Raw records:
------------------------------------------------------------------------
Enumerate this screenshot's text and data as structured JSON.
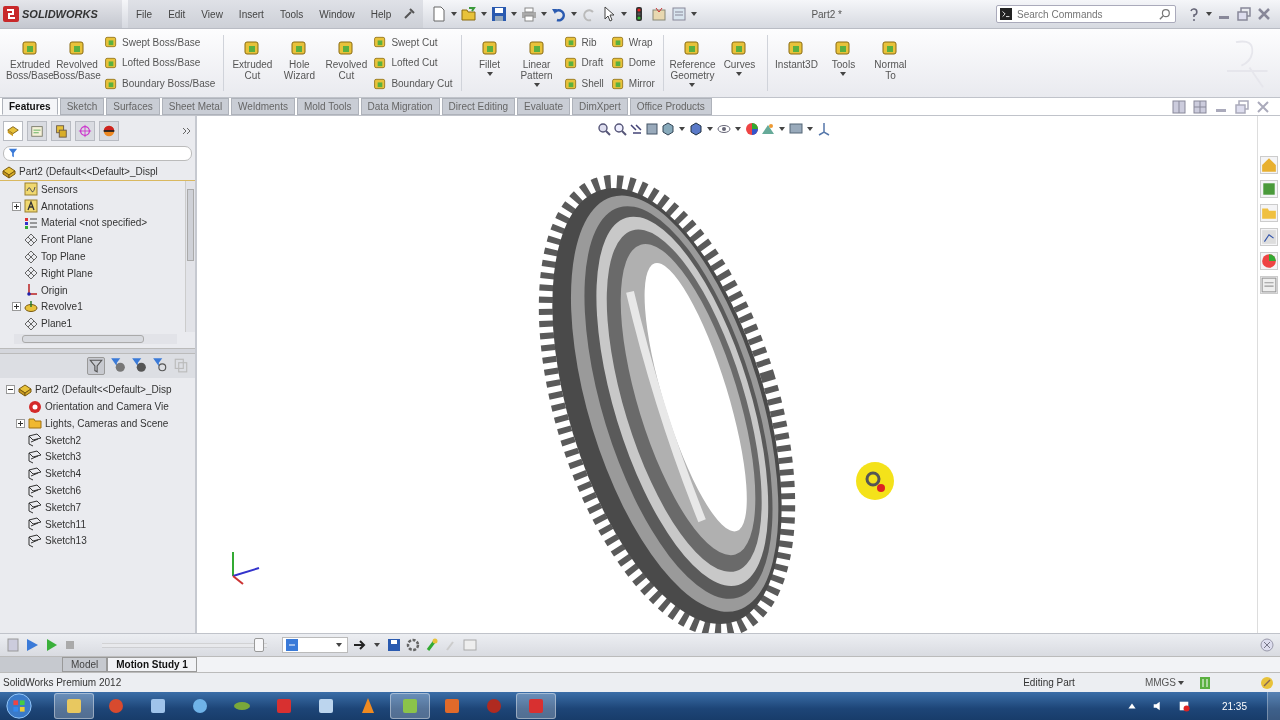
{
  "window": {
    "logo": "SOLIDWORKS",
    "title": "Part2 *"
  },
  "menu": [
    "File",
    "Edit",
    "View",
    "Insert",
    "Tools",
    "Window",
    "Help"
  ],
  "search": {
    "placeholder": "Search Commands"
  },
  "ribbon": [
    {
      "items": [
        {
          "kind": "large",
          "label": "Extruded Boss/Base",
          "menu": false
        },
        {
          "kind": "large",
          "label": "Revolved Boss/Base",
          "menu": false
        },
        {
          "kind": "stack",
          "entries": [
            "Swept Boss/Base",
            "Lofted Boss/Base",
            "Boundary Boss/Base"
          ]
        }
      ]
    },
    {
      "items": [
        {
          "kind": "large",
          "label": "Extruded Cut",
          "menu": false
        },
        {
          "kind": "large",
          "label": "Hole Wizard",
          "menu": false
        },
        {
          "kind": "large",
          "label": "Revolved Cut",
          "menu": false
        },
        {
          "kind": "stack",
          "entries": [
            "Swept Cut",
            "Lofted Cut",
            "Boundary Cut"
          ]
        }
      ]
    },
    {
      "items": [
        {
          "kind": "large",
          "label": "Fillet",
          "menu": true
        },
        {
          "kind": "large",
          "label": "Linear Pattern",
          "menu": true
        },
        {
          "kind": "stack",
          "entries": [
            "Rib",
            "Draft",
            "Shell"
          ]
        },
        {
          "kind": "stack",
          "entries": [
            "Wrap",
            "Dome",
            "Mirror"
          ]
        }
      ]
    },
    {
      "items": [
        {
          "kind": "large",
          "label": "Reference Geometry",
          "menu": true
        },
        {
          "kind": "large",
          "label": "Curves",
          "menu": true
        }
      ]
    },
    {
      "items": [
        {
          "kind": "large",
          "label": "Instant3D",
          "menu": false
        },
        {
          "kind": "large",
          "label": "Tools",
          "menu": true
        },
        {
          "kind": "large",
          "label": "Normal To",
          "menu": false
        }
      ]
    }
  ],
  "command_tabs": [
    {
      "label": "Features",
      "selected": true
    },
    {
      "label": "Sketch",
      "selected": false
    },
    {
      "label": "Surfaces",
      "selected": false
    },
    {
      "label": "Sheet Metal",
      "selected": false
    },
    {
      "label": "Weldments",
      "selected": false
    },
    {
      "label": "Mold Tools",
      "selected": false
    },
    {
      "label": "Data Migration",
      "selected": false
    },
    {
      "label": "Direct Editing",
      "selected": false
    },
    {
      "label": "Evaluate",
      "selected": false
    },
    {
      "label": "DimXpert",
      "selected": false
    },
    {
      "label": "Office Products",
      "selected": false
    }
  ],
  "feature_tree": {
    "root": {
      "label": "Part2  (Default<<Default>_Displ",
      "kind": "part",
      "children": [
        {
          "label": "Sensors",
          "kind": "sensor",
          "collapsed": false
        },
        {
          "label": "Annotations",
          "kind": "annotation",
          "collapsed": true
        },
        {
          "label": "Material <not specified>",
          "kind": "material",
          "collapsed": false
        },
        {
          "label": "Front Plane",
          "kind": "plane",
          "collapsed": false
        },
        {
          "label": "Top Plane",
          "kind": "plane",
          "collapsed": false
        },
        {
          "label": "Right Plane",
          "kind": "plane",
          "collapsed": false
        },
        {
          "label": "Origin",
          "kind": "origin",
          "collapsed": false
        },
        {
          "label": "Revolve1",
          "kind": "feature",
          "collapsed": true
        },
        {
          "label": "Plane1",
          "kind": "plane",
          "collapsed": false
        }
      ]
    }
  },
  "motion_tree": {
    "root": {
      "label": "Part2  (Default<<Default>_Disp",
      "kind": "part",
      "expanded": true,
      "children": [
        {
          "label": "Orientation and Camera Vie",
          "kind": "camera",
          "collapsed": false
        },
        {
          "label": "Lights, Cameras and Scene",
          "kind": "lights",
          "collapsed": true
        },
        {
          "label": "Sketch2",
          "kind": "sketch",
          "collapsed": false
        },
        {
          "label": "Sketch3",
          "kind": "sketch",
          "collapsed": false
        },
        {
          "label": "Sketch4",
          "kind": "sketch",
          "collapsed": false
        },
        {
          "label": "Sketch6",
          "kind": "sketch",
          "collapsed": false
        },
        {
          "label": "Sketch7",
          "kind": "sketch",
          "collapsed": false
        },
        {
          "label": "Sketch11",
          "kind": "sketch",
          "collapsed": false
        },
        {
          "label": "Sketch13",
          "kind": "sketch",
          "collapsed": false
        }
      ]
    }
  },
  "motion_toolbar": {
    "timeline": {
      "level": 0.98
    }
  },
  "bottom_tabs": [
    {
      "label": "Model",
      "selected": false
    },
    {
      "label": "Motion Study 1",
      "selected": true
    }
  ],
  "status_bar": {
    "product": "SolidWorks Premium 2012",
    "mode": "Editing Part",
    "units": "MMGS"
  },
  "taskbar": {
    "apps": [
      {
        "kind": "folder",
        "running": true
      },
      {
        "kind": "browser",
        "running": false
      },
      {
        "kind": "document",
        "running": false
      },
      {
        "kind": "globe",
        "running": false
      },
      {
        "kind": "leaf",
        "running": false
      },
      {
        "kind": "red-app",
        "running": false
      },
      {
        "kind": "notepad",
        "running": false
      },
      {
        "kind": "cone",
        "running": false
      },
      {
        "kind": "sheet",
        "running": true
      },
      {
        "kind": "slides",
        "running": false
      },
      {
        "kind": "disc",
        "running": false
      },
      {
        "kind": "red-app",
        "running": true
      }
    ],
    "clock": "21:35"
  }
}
------------------------------------------------------------------------
### What the exercise asks:
Pull out every line of the records that includes the string "Boss".

### Expected output:
          "label": "Extruded Boss/Base",
          "label": "Revolved Boss/Base",
            "Swept Boss/Base",
            "Lofted Boss/Base",
            "Boundary Boss/Base"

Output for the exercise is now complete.